Objective:
Below are some records. How many of their lines contain the string "OBSERVAÇÕES"? Give the number only.

Dataset extract:
###
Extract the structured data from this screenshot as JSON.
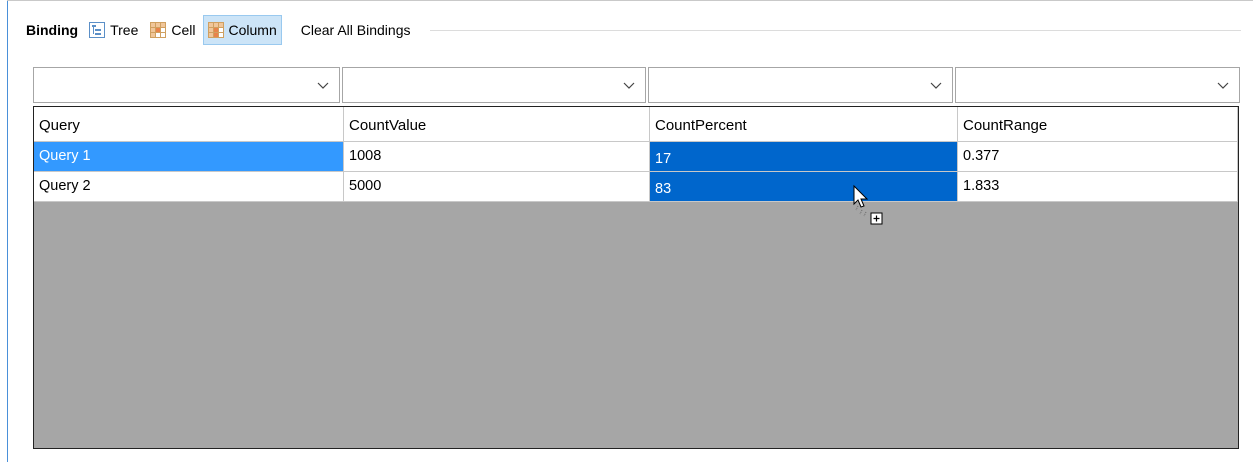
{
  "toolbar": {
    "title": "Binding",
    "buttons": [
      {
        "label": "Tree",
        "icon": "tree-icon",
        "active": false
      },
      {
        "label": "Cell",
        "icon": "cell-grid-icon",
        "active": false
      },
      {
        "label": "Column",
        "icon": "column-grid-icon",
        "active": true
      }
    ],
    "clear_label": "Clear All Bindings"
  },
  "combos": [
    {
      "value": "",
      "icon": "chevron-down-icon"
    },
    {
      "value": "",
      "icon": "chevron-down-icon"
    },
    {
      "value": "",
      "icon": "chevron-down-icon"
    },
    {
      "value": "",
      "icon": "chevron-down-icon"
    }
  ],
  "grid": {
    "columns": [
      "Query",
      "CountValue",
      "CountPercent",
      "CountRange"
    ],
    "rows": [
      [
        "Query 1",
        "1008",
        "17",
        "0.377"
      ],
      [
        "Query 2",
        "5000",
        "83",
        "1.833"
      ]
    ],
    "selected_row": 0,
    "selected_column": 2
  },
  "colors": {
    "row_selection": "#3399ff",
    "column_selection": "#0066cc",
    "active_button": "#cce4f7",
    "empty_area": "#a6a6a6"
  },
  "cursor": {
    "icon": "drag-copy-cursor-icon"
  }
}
###
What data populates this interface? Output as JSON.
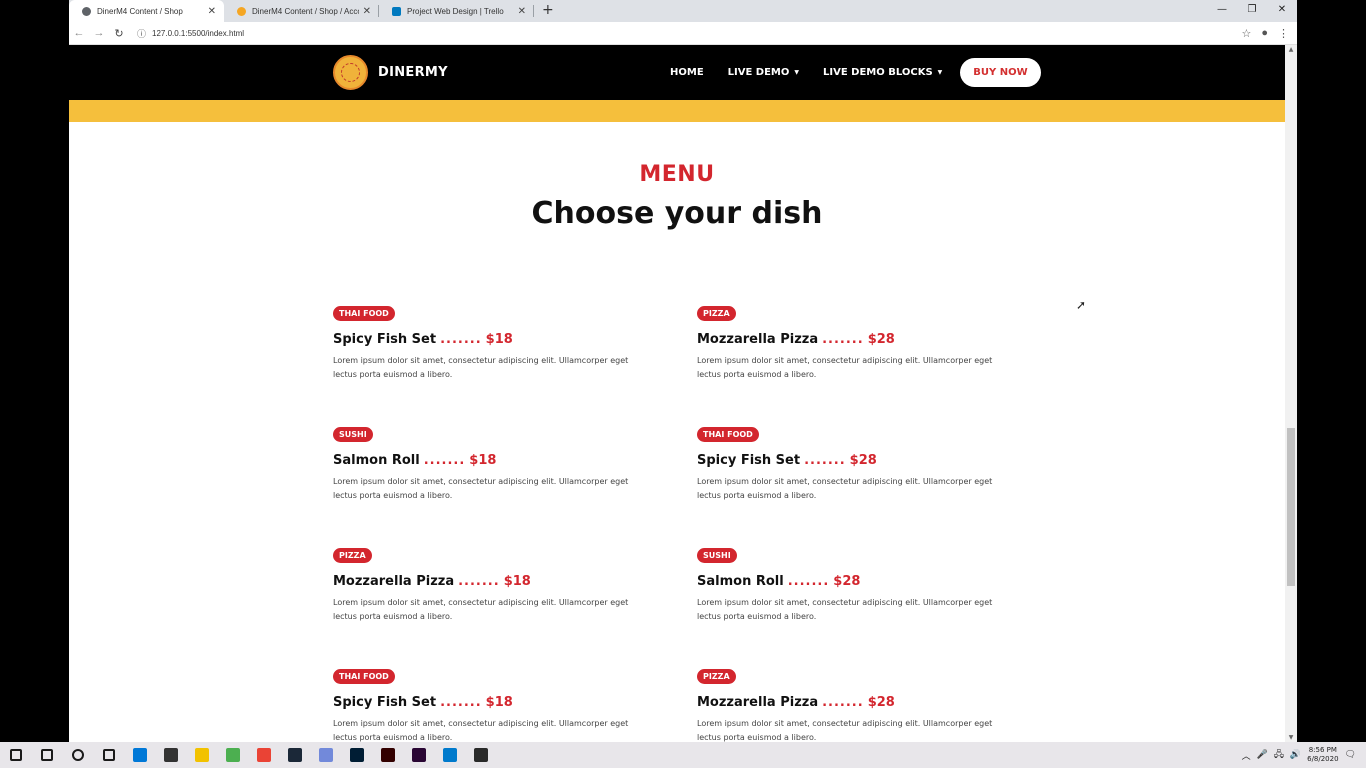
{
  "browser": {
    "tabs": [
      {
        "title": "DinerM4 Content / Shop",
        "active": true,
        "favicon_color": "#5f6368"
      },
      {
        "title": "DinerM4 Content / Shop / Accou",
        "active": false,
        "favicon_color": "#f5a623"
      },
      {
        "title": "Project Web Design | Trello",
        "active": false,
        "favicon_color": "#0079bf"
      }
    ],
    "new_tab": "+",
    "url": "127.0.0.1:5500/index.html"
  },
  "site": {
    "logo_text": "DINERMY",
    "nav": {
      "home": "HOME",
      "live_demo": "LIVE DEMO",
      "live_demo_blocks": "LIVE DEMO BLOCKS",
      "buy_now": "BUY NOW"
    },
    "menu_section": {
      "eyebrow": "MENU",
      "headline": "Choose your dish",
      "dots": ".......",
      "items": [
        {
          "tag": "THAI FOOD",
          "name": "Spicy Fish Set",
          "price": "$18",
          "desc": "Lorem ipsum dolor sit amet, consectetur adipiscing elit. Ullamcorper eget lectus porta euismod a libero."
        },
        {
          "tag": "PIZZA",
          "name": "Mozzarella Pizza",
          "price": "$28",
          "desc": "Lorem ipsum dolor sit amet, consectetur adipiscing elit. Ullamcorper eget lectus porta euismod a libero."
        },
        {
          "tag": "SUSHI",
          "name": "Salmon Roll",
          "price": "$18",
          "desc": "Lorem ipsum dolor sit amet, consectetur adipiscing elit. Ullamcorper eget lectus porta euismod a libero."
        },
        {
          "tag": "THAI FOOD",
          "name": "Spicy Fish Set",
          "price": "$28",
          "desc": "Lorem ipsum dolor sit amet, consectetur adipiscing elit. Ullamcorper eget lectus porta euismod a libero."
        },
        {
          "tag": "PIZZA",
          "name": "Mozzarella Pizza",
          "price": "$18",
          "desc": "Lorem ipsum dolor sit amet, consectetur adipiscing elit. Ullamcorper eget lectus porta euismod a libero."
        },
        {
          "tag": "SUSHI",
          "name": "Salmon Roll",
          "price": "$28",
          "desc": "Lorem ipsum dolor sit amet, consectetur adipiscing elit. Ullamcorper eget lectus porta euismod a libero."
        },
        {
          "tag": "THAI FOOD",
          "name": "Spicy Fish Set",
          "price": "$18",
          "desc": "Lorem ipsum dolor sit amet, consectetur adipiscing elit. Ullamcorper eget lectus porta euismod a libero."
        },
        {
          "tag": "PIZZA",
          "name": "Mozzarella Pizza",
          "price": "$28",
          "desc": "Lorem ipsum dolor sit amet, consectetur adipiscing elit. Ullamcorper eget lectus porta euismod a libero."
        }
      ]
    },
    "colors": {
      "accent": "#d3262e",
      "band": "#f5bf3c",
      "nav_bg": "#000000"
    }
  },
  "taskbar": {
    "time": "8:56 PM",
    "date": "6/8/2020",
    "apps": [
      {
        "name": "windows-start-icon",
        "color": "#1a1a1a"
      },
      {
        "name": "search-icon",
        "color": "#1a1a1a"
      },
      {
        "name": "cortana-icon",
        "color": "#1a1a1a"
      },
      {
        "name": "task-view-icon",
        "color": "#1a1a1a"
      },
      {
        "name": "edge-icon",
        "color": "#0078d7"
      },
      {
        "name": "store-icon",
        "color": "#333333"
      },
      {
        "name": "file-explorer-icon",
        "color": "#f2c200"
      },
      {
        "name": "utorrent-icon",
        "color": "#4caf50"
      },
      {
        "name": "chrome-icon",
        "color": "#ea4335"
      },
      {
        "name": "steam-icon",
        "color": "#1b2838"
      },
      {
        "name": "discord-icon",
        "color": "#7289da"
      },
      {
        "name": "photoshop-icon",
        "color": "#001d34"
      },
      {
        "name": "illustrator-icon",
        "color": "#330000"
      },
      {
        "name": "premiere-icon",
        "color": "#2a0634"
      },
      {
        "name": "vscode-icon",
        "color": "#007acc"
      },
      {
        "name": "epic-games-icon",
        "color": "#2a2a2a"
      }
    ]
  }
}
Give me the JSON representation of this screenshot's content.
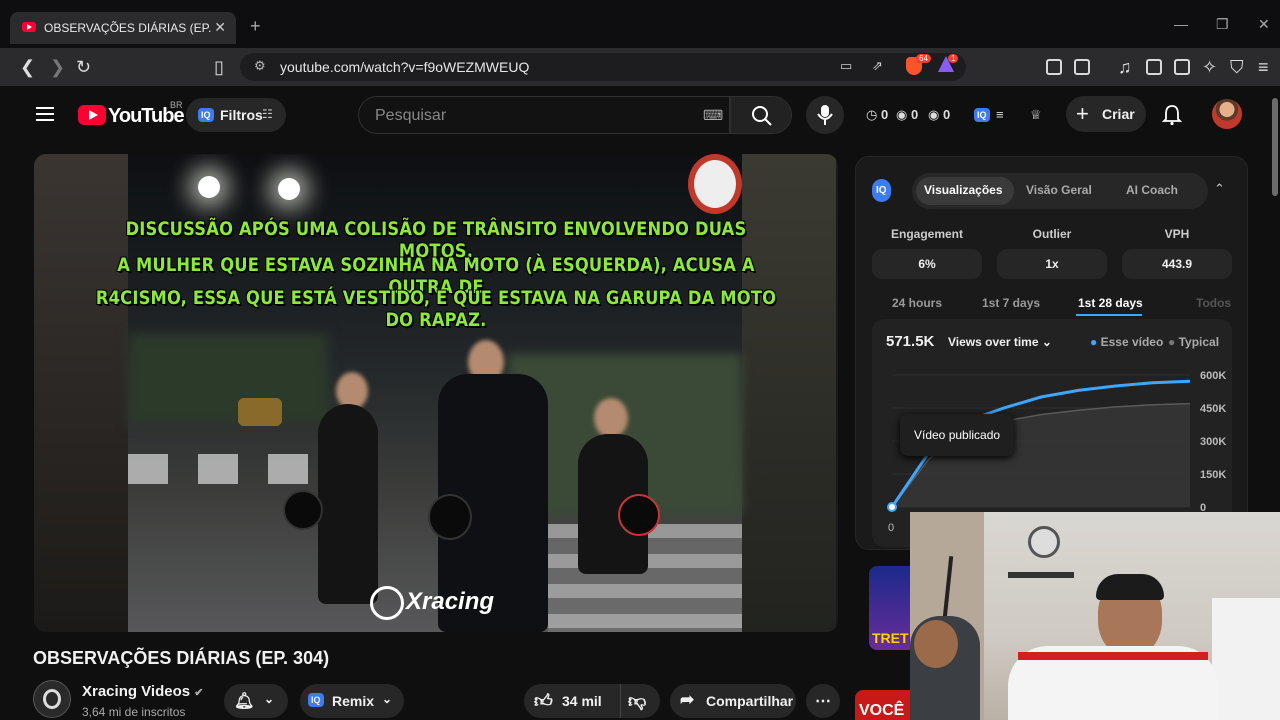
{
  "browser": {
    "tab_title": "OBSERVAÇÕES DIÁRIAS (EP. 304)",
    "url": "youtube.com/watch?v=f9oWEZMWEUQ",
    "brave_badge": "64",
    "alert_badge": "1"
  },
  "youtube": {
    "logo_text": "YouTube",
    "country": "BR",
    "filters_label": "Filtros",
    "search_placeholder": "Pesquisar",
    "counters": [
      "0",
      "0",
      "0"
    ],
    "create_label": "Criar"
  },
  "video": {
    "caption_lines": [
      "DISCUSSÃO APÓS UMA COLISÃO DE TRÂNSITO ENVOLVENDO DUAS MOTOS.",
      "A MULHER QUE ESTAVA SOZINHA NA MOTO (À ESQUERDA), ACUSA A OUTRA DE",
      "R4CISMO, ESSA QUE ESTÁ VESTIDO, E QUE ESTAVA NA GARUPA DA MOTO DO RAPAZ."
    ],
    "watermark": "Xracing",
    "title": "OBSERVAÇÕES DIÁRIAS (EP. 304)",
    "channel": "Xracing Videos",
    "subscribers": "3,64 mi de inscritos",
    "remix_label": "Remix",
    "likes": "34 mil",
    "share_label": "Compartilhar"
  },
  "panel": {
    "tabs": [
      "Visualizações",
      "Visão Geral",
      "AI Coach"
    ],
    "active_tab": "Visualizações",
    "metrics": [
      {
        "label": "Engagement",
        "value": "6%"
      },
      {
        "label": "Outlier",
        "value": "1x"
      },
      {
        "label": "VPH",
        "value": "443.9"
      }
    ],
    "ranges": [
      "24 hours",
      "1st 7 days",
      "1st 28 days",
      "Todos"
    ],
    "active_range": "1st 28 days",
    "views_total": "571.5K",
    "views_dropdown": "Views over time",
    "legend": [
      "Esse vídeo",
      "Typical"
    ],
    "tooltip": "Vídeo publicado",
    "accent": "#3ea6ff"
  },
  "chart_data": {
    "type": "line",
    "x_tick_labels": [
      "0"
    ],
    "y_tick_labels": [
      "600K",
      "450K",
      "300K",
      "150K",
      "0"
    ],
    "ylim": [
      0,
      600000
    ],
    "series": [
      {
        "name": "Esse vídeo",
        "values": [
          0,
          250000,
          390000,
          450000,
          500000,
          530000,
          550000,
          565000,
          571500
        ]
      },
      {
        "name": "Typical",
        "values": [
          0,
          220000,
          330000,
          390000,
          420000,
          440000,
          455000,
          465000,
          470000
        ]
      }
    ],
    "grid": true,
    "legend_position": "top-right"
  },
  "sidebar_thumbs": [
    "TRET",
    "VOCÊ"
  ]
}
###
Correct response:
2